■ SET EXERCISE
Pick every line with "وبارك" from the material below.

[Data excerpts]
###

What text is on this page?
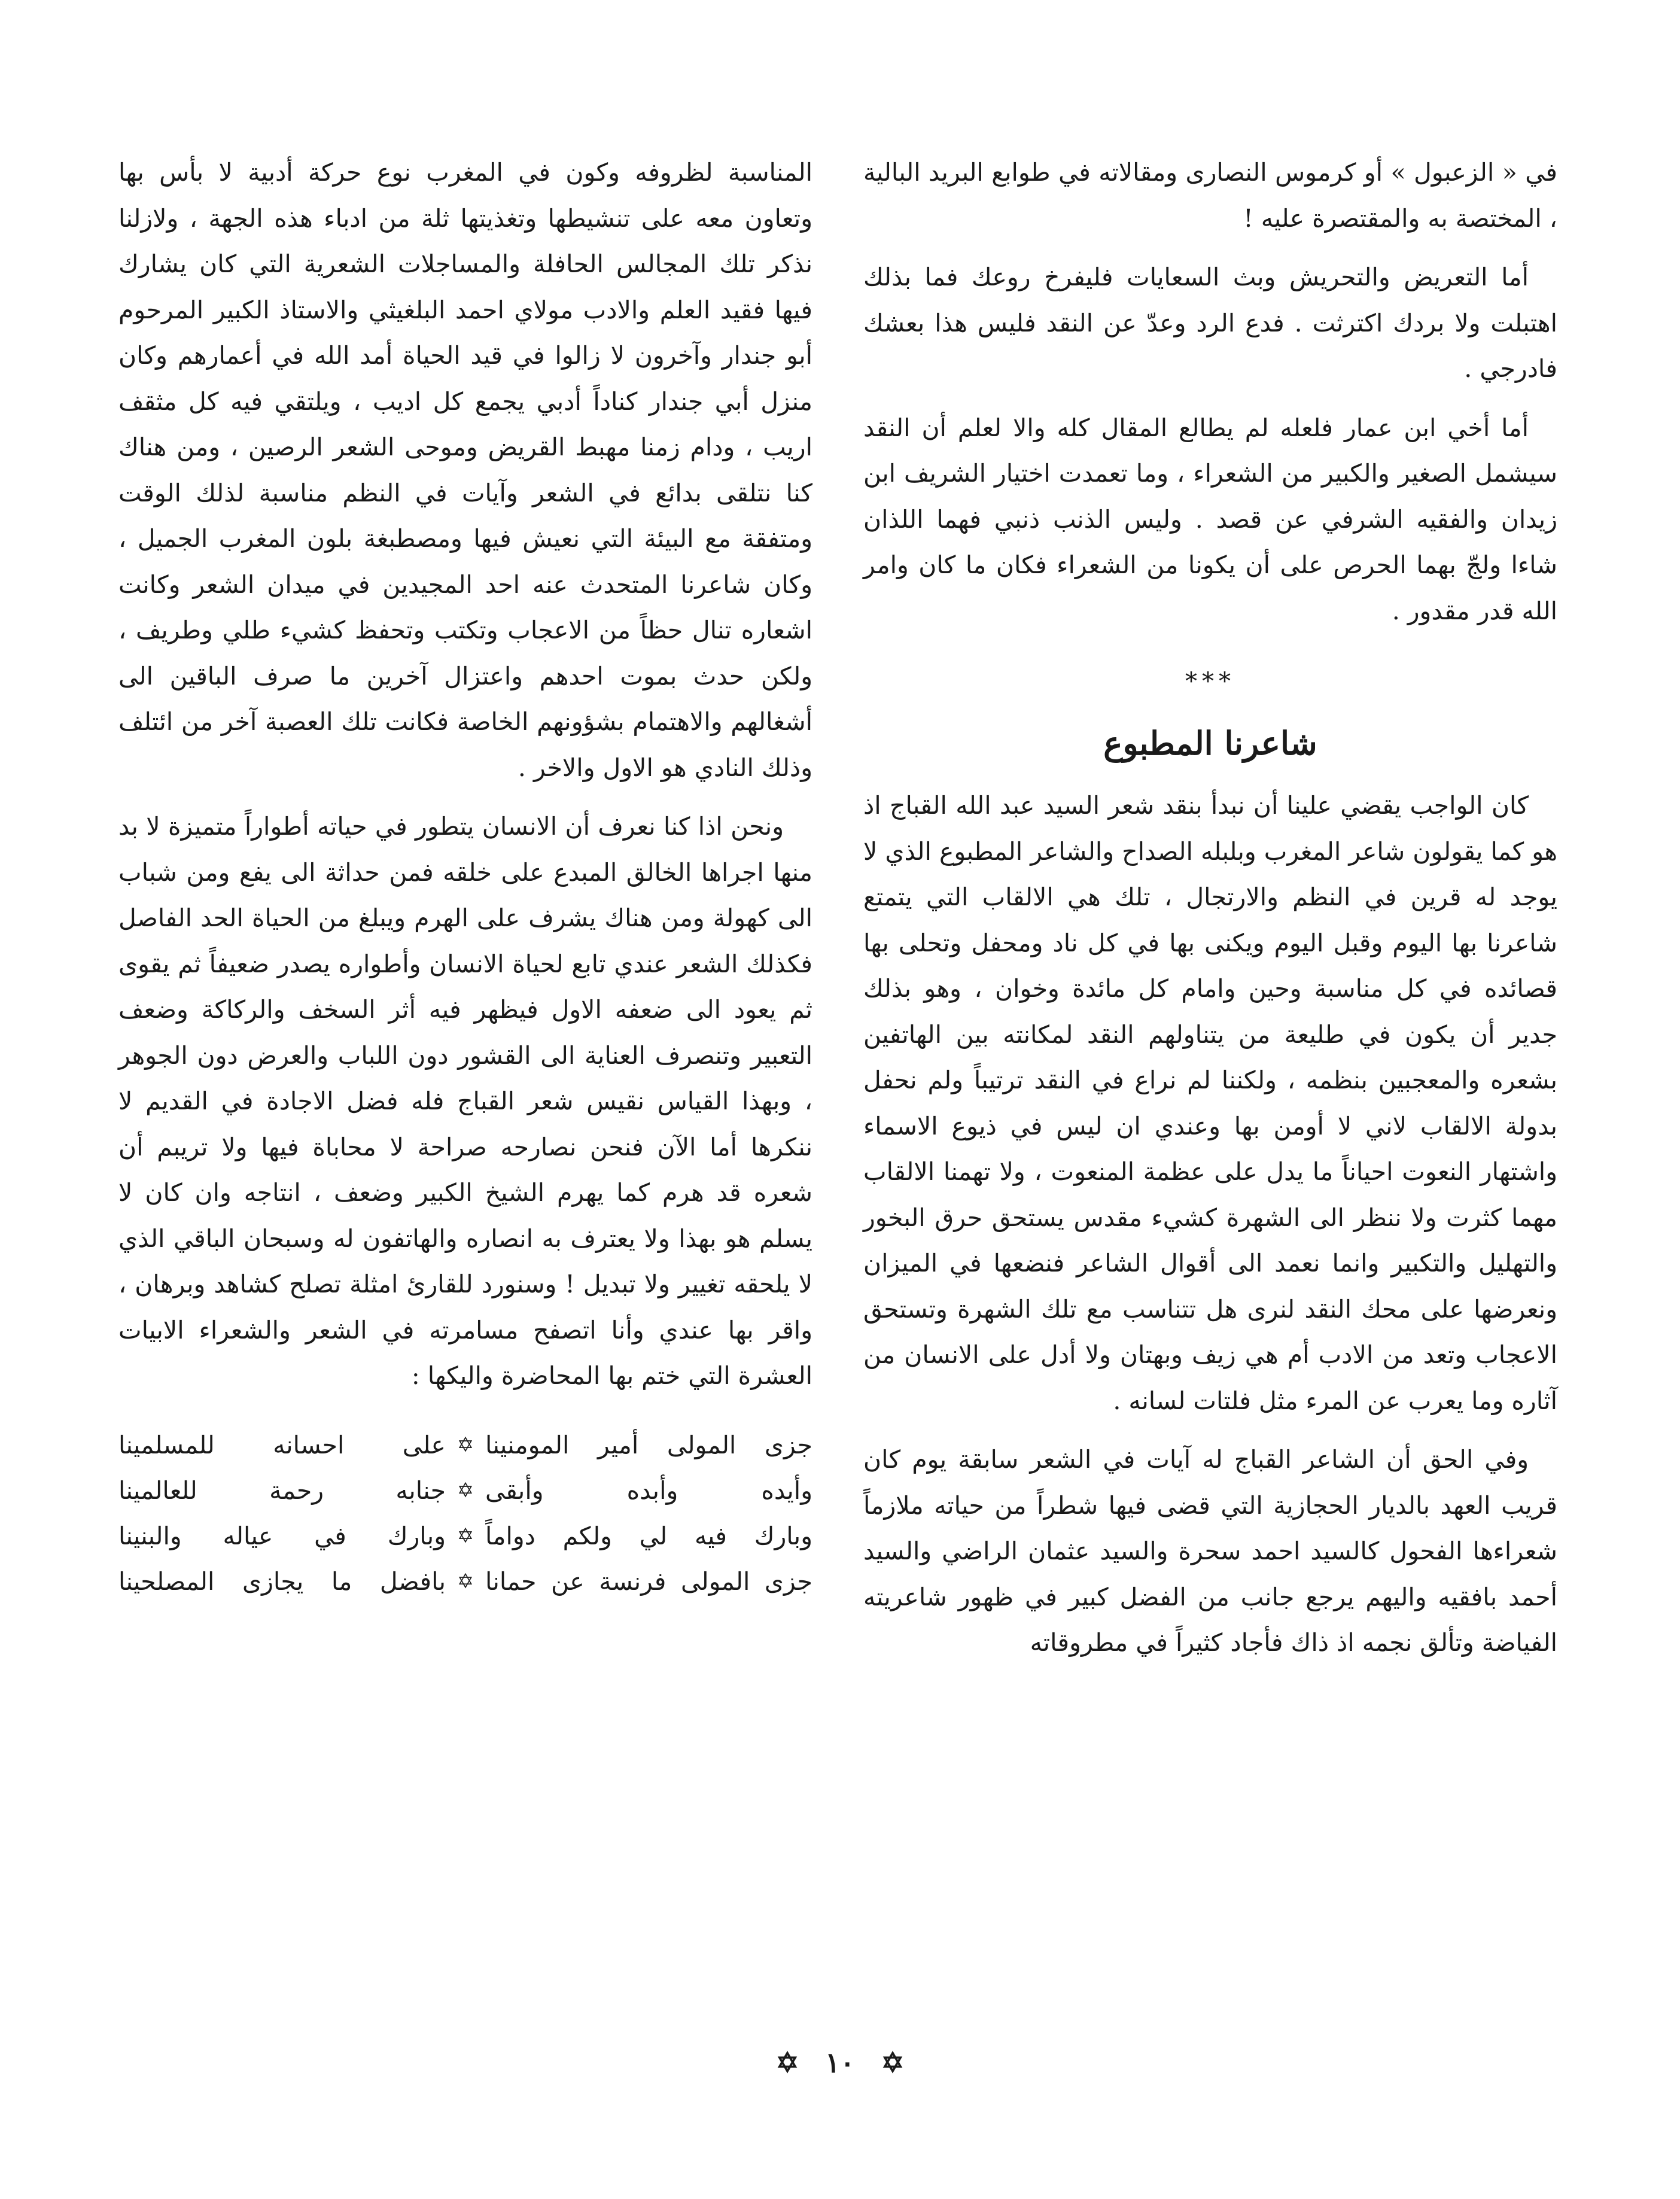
في « الزعبول » أو كرموس النصارى ومقالاته في طوابع البريد البالية ، المختصة به والمقتصرة عليه !

أما التعريض والتحريش وبث السعايات فليفرخ روعك فما بذلك اهتبلت ولا بردك اكترثت . فدع الرد وعدّ عن النقد فليس هذا بعشك فادرجي .

أما أخي ابن عمار فلعله لم يطالع المقال كله والا لعلم أن النقد سيشمل الصغير والكبير من الشعراء ، وما تعمدت اختيار الشريف ابن زيدان والفقيه الشرفي عن قصد . وليس الذنب ذنبي فهما اللذان شاءا ولجّ بهما الحرص على أن يكونا من الشعراء فكان ما كان وامر الله قدر مقدور .

***

شاعرنا المطبوع

كان الواجب يقضي علينا أن نبدأ بنقد شعر السيد عبد الله القباج اذ هو كما يقولون شاعر المغرب وبلبله الصداح والشاعر المطبوع الذي لا يوجد له قرين في النظم والارتجال ، تلك هي الالقاب التي يتمتع شاعرنا بها اليوم وقبل اليوم ويكنى بها في كل ناد ومحفل وتحلى بها قصائده في كل مناسبة وحين وامام كل مائدة وخوان ، وهو بذلك جدير أن يكون في طليعة من يتناولهم النقد لمكانته بين الهاتفين بشعره والمعجبين بنظمه ، ولكننا لم نراع في النقد ترتيباً ولم نحفل بدولة الالقاب لاني لا أومن بها وعندي ان ليس في ذيوع الاسماء واشتهار النعوت احياناً ما يدل على عظمة المنعوت ، ولا تهمنا الالقاب مهما كثرت ولا ننظر الى الشهرة كشيء مقدس يستحق حرق البخور والتهليل والتكبير وانما نعمد الى أقوال الشاعر فنضعها في الميزان ونعرضها على محك النقد لنرى هل تتناسب مع تلك الشهرة وتستحق الاعجاب وتعد من الادب أم هي زيف وبهتان ولا أدل على الانسان من آثاره وما يعرب عن المرء مثل فلتات لسانه .

وفي الحق أن الشاعر القباج له آيات في الشعر سابقة يوم كان قريب العهد بالديار الحجازية التي قضى فيها شطراً من حياته ملازماً شعراءها الفحول كالسيد احمد سحرة والسيد عثمان الراضي والسيد أحمد بافقيه واليهم يرجع جانب من الفضل كبير في ظهور شاعريته الفياضة وتألق نجمه اذ ذاك فأجاد كثيراً في مطروقاته

المناسبة لظروفه وكون في المغرب نوع حركة أدبية لا بأس بها وتعاون معه على تنشيطها وتغذيتها ثلة من ادباء هذه الجهة ، ولازلنا نذكر تلك المجالس الحافلة والمساجلات الشعرية التي كان يشارك فيها فقيد العلم والادب مولاي احمد البلغيثي والاستاذ الكبير المرحوم أبو جندار وآخرون لا زالوا في قيد الحياة أمد الله في أعمارهم وكان منزل أبي جندار كناداً أدبي يجمع كل اديب ، ويلتقي فيه كل مثقف اريب ، ودام زمنا مهبط القريض وموحى الشعر الرصين ، ومن هناك كنا نتلقى بدائع في الشعر وآيات في النظم مناسبة لذلك الوقت ومتفقة مع البيئة التي نعيش فيها ومصطبغة بلون المغرب الجميل ، وكان شاعرنا المتحدث عنه احد المجيدين في ميدان الشعر وكانت اشعاره تنال حظاً من الاعجاب وتكتب وتحفظ كشيء طلي وطريف ، ولكن حدث بموت احدهم واعتزال آخرين ما صرف الباقين الى أشغالهم والاهتمام بشؤونهم الخاصة فكانت تلك العصبة آخر من ائتلف وذلك النادي هو الاول والاخر .

ونحن اذا كنا نعرف أن الانسان يتطور في حياته أطواراً متميزة لا بد منها اجراها الخالق المبدع على خلقه فمن حداثة الى يفع ومن شباب الى كهولة ومن هناك يشرف على الهرم ويبلغ من الحياة الحد الفاصل فكذلك الشعر عندي تابع لحياة الانسان وأطواره يصدر ضعيفاً ثم يقوى ثم يعود الى ضعفه الاول فيظهر فيه أثر السخف والركاكة وضعف التعبير وتنصرف العناية الى القشور دون اللباب والعرض دون الجوهر ، وبهذا القياس نقيس شعر القباج فله فضل الاجادة في القديم لا ننكرها أما الآن فنحن نصارحه صراحة لا محاباة فيها ولا تريبم أن شعره قد هرم كما يهرم الشيخ الكبير وضعف ، انتاجه وان كان لا يسلم هو بهذا ولا يعترف به انصاره والهاتفون له وسبحان الباقي الذي لا يلحقه تغيير ولا تبديل ! وسنورد للقارئ امثلة تصلح كشاهد وبرهان ، واقر بها عندي وأنا اتصفح مسامرته في الشعر والشعراء الابيات العشرة التي ختم بها المحاضرة واليكها :

جزى المولى أمير المومنينا
✡
على احسانه للمسلمينا
وأيده وأبده وأبقى
✡
جنابه رحمة للعالمينا
وبارك فيه لي ولكم دواماً
✡
وبارك في عياله والبنينا
جزى المولى فرنسة عن حمانا
✡
بافضل ما يجازى المصلحينا
✡ ١٠ ✡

###

■ REPLY
وبارك فيه لي ولكم دواماً
وبارك في عياله والبنينا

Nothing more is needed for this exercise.